_Records for the task_
──────────────────────────────

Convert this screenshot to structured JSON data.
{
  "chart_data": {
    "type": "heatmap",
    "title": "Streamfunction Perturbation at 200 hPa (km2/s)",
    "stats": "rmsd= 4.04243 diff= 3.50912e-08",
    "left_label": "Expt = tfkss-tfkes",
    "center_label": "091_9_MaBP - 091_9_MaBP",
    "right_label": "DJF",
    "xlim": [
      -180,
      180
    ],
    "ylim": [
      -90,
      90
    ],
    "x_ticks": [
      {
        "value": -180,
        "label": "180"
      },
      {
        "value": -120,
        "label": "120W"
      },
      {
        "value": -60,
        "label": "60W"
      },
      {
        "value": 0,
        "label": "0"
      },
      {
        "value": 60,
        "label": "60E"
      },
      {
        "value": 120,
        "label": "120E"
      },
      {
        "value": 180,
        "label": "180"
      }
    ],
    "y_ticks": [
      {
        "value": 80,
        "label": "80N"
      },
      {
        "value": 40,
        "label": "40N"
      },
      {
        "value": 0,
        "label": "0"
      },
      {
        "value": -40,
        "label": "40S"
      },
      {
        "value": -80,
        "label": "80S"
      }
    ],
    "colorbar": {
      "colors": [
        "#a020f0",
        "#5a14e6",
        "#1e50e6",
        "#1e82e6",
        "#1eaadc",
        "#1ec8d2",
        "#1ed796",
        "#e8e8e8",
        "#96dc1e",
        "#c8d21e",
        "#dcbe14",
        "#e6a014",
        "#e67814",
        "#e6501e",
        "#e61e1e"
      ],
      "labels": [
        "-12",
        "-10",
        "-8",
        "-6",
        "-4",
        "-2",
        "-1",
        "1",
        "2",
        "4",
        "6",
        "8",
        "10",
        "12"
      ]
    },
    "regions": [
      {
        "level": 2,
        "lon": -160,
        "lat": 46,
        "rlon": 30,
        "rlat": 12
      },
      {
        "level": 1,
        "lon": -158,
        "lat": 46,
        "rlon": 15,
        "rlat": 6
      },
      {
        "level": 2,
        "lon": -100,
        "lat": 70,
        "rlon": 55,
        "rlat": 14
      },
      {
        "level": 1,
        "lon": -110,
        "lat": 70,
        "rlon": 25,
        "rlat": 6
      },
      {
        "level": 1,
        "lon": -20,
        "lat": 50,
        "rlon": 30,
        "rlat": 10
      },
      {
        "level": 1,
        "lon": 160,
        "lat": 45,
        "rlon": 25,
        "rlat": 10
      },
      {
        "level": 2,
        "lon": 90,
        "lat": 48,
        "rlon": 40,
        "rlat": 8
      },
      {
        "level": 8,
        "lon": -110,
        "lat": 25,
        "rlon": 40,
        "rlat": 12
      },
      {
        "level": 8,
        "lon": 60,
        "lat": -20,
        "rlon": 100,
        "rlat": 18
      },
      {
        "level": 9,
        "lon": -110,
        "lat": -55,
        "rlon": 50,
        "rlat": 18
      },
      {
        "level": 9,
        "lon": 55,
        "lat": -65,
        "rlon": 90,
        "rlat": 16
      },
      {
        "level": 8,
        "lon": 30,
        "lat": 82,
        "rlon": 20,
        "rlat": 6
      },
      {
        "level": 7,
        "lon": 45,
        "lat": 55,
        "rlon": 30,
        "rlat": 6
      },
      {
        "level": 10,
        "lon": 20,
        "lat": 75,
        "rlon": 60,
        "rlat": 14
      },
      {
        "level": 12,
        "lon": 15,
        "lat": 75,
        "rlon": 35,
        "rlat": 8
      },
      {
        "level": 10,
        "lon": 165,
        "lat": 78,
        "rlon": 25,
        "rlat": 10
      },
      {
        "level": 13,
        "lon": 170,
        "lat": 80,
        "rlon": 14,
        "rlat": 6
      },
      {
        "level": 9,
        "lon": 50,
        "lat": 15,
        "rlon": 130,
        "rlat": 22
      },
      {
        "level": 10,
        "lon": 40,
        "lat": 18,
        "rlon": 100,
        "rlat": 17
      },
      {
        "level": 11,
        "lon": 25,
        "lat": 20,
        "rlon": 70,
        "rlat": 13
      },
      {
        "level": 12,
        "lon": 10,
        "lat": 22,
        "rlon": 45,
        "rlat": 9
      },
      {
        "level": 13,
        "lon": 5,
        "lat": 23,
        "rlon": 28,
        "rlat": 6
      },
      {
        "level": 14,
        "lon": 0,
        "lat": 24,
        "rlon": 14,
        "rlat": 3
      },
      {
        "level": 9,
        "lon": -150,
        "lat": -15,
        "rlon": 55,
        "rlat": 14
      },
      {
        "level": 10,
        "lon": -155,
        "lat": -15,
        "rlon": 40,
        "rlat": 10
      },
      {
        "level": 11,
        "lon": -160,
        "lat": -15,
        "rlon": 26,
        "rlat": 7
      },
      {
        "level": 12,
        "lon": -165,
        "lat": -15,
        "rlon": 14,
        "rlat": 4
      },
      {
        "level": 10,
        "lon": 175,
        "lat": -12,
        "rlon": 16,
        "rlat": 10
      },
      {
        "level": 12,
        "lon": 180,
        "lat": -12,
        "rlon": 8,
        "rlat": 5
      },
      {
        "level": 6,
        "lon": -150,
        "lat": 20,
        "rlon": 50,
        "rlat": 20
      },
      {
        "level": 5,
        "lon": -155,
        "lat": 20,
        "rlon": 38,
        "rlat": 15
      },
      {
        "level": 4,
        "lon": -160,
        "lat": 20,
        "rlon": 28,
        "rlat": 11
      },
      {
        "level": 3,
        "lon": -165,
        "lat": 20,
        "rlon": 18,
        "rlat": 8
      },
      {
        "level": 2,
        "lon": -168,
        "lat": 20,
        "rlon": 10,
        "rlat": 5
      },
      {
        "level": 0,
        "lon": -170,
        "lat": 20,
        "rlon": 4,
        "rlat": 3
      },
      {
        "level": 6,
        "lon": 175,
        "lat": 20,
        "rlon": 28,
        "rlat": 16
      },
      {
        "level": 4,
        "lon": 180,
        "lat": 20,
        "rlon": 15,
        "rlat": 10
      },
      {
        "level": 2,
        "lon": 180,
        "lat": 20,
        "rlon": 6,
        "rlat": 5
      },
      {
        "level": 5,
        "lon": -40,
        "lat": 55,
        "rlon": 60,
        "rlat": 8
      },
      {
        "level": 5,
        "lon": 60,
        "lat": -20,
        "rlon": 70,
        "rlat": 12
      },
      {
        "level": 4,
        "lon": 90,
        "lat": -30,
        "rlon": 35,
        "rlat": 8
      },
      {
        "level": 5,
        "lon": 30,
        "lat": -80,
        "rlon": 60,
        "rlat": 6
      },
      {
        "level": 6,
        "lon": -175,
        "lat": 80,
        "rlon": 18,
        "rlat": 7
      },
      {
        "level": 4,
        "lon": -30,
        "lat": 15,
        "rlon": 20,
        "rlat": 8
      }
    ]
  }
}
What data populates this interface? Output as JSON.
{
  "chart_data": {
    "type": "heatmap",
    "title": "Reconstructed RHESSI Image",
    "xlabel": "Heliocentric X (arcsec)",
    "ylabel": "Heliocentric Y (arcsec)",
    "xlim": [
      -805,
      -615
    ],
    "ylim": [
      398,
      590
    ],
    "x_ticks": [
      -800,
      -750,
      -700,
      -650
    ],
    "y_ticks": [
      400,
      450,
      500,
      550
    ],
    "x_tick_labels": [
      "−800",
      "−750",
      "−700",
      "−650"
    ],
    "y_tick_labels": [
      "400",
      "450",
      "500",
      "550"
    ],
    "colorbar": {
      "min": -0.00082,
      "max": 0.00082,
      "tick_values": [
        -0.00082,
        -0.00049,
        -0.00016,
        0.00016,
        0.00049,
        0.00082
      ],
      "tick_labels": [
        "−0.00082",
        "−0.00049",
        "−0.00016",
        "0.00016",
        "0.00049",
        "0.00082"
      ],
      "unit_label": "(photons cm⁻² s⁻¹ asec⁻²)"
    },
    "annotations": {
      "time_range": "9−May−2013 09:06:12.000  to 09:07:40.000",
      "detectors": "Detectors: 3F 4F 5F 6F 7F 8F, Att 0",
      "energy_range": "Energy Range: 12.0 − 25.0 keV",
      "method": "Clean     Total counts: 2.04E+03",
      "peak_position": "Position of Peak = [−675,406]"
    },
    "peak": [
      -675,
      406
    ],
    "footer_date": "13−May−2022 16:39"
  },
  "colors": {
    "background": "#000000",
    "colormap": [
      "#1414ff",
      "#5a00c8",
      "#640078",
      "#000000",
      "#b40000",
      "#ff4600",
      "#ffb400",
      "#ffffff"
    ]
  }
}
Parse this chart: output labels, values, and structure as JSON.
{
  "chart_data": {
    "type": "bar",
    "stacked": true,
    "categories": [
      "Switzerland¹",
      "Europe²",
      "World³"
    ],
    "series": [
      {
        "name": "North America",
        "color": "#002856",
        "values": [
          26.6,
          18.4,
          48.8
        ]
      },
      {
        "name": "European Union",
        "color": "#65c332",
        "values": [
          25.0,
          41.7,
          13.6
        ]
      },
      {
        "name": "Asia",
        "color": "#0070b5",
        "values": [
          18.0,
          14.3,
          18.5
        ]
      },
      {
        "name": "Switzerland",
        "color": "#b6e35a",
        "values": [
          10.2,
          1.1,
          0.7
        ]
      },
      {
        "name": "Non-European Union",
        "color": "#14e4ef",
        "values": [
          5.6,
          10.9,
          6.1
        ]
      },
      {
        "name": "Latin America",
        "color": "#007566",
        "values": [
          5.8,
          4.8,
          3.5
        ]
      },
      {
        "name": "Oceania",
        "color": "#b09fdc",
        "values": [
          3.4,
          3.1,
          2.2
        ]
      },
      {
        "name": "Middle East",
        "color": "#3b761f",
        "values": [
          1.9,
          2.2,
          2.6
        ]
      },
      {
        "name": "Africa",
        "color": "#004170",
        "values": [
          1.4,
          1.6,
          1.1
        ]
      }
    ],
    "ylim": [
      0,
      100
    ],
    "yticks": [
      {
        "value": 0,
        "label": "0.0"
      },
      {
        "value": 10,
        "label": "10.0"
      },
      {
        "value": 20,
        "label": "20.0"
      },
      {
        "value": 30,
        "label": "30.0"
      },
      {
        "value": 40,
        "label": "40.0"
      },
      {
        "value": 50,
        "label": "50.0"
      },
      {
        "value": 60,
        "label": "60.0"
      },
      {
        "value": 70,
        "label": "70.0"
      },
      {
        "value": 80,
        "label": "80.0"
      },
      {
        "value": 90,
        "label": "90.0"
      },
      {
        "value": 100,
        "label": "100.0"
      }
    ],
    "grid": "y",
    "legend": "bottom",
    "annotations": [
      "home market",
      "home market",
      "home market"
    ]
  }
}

──────────────────────────────

_What the exercise asks_
Pick out every line with the string "European" and copy it.

_Exercise response_
        "name": "European Union",
        "name": "Non-European Union",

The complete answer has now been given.